[Items from a data source]
—————

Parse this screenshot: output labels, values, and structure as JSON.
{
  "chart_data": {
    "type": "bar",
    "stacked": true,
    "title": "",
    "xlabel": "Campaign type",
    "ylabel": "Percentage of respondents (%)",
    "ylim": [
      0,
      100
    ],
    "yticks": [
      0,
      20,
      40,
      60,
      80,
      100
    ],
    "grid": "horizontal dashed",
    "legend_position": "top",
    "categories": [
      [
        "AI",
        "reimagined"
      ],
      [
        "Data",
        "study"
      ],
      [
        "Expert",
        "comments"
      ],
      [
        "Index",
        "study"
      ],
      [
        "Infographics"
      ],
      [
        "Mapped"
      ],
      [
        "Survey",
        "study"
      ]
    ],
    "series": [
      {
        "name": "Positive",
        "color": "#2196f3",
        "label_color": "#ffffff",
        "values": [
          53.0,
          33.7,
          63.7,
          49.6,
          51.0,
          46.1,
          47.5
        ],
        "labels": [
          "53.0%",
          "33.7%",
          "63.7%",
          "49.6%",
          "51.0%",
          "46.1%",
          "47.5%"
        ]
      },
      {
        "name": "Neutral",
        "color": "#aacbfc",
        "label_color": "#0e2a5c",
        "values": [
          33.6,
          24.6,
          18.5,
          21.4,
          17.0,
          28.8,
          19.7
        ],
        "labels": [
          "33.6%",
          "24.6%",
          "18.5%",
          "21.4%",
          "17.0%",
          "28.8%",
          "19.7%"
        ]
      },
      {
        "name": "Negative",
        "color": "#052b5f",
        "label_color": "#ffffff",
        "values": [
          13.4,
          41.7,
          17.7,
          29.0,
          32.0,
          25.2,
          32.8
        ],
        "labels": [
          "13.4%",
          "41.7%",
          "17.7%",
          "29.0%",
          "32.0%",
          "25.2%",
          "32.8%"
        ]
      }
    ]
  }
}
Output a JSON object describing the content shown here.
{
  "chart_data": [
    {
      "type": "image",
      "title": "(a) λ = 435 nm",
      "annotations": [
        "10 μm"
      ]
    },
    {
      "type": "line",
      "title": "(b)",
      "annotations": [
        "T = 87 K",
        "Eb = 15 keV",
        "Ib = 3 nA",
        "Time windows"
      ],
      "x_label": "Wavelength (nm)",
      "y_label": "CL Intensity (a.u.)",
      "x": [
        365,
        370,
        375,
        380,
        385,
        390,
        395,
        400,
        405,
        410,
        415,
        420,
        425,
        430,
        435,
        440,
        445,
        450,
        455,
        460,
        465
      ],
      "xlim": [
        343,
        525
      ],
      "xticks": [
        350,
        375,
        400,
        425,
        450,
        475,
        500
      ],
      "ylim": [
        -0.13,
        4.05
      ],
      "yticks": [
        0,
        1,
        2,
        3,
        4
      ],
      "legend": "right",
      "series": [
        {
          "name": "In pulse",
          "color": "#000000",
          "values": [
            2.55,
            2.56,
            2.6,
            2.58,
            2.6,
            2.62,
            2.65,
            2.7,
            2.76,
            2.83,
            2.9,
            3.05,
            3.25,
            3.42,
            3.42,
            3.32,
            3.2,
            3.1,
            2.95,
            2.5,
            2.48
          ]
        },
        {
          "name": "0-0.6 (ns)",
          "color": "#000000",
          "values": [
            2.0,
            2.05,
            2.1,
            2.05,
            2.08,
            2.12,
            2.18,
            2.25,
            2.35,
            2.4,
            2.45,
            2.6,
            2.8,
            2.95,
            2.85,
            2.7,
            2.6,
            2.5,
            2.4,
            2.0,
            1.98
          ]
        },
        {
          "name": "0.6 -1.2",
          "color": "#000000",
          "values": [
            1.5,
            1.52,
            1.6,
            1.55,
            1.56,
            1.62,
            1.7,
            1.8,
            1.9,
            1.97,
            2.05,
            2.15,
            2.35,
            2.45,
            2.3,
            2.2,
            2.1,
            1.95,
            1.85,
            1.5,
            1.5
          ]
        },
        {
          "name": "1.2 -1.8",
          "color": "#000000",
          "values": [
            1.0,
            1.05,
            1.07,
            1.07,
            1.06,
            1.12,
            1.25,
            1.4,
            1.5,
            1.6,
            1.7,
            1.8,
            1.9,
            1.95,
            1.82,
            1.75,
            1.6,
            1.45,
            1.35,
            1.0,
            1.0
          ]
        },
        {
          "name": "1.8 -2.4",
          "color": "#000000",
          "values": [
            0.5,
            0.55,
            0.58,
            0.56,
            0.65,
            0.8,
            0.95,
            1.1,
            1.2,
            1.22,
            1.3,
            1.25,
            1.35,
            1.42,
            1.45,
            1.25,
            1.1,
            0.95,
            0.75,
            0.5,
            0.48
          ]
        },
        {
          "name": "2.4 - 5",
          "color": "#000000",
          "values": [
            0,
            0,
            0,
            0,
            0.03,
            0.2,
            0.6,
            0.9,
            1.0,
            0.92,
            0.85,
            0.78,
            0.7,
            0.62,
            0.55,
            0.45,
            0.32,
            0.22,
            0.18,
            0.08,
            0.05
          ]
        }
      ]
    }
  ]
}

—————

Send back all of the entries exactly, with nothing missing.

◆ **Solution to this exercise**
Parse this screenshot: output labels, values, and structure as JSON.
{
  "chart_data": {
    "type": "bar",
    "stacked": true,
    "title": "",
    "xlabel": "Campaign type",
    "ylabel": "Percentage of respondents (%)",
    "ylim": [
      0,
      100
    ],
    "yticks": [
      0,
      20,
      40,
      60,
      80,
      100
    ],
    "grid": "horizontal dashed",
    "legend_position": "top",
    "categories": [
      [
        "AI",
        "reimagined"
      ],
      [
        "Data",
        "study"
      ],
      [
        "Expert",
        "comments"
      ],
      [
        "Index",
        "study"
      ],
      [
        "Infographics"
      ],
      [
        "Mapped"
      ],
      [
        "Survey",
        "study"
      ]
    ],
    "series": [
      {
        "name": "Positive",
        "color": "#2196f3",
        "label_color": "#ffffff",
        "values": [
          53.0,
          33.7,
          63.7,
          49.6,
          51.0,
          46.1,
          47.5
        ],
        "labels": [
          "53.0%",
          "33.7%",
          "63.7%",
          "49.6%",
          "51.0%",
          "46.1%",
          "47.5%"
        ]
      },
      {
        "name": "Neutral",
        "color": "#aacbfc",
        "label_color": "#0e2a5c",
        "values": [
          33.6,
          24.6,
          18.5,
          21.4,
          17.0,
          28.8,
          19.7
        ],
        "labels": [
          "33.6%",
          "24.6%",
          "18.5%",
          "21.4%",
          "17.0%",
          "28.8%",
          "19.7%"
        ]
      },
      {
        "name": "Negative",
        "color": "#052b5f",
        "label_color": "#ffffff",
        "values": [
          13.4,
          41.7,
          17.7,
          29.0,
          32.0,
          25.2,
          32.8
        ],
        "labels": [
          "13.4%",
          "41.7%",
          "17.7%",
          "29.0%",
          "32.0%",
          "25.2%",
          "32.8%"
        ]
      }
    ]
  }
}
Output a JSON object describing the content shown here.
{
  "chart_data": [
    {
      "type": "image",
      "title": "(a) λ = 435 nm",
      "annotations": [
        "10 μm"
      ]
    },
    {
      "type": "line",
      "title": "(b)",
      "annotations": [
        "T = 87 K",
        "Eb = 15 keV",
        "Ib = 3 nA",
        "Time windows"
      ],
      "x_label": "Wavelength (nm)",
      "y_label": "CL Intensity (a.u.)",
      "x": [
        365,
        370,
        375,
        380,
        385,
        390,
        395,
        400,
        405,
        410,
        415,
        420,
        425,
        430,
        435,
        440,
        445,
        450,
        455,
        460,
        465
      ],
      "xlim": [
        343,
        525
      ],
      "xticks": [
        350,
        375,
        400,
        425,
        450,
        475,
        500
      ],
      "ylim": [
        -0.13,
        4.05
      ],
      "yticks": [
        0,
        1,
        2,
        3,
        4
      ],
      "legend": "right",
      "series": [
        {
          "name": "In pulse",
          "color": "#000000",
          "values": [
            2.55,
            2.56,
            2.6,
            2.58,
            2.6,
            2.62,
            2.65,
            2.7,
            2.76,
            2.83,
            2.9,
            3.05,
            3.25,
            3.42,
            3.42,
            3.32,
            3.2,
            3.1,
            2.95,
            2.5,
            2.48
          ]
        },
        {
          "name": "0-0.6 (ns)",
          "color": "#000000",
          "values": [
            2.0,
            2.05,
            2.1,
            2.05,
            2.08,
            2.12,
            2.18,
            2.25,
            2.35,
            2.4,
            2.45,
            2.6,
            2.8,
            2.95,
            2.85,
            2.7,
            2.6,
            2.5,
            2.4,
            2.0,
            1.98
          ]
        },
        {
          "name": "0.6 -1.2",
          "color": "#000000",
          "values": [
            1.5,
            1.52,
            1.6,
            1.55,
            1.56,
            1.62,
            1.7,
            1.8,
            1.9,
            1.97,
            2.05,
            2.15,
            2.35,
            2.45,
            2.3,
            2.2,
            2.1,
            1.95,
            1.85,
            1.5,
            1.5
          ]
        },
        {
          "name": "1.2 -1.8",
          "color": "#000000",
          "values": [
            1.0,
            1.05,
            1.07,
            1.07,
            1.06,
            1.12,
            1.25,
            1.4,
            1.5,
            1.6,
            1.7,
            1.8,
            1.9,
            1.95,
            1.82,
            1.75,
            1.6,
            1.45,
            1.35,
            1.0,
            1.0
          ]
        },
        {
          "name": "1.8 -2.4",
          "color": "#000000",
          "values": [
            0.5,
            0.55,
            0.58,
            0.56,
            0.65,
            0.8,
            0.95,
            1.1,
            1.2,
            1.22,
            1.3,
            1.25,
            1.35,
            1.42,
            1.45,
            1.25,
            1.1,
            0.95,
            0.75,
            0.5,
            0.48
          ]
        },
        {
          "name": "2.4 - 5",
          "color": "#000000",
          "values": [
            0,
            0,
            0,
            0,
            0.03,
            0.2,
            0.6,
            0.9,
            1.0,
            0.92,
            0.85,
            0.78,
            0.7,
            0.62,
            0.55,
            0.45,
            0.32,
            0.22,
            0.18,
            0.08,
            0.05
          ]
        }
      ]
    }
  ]
}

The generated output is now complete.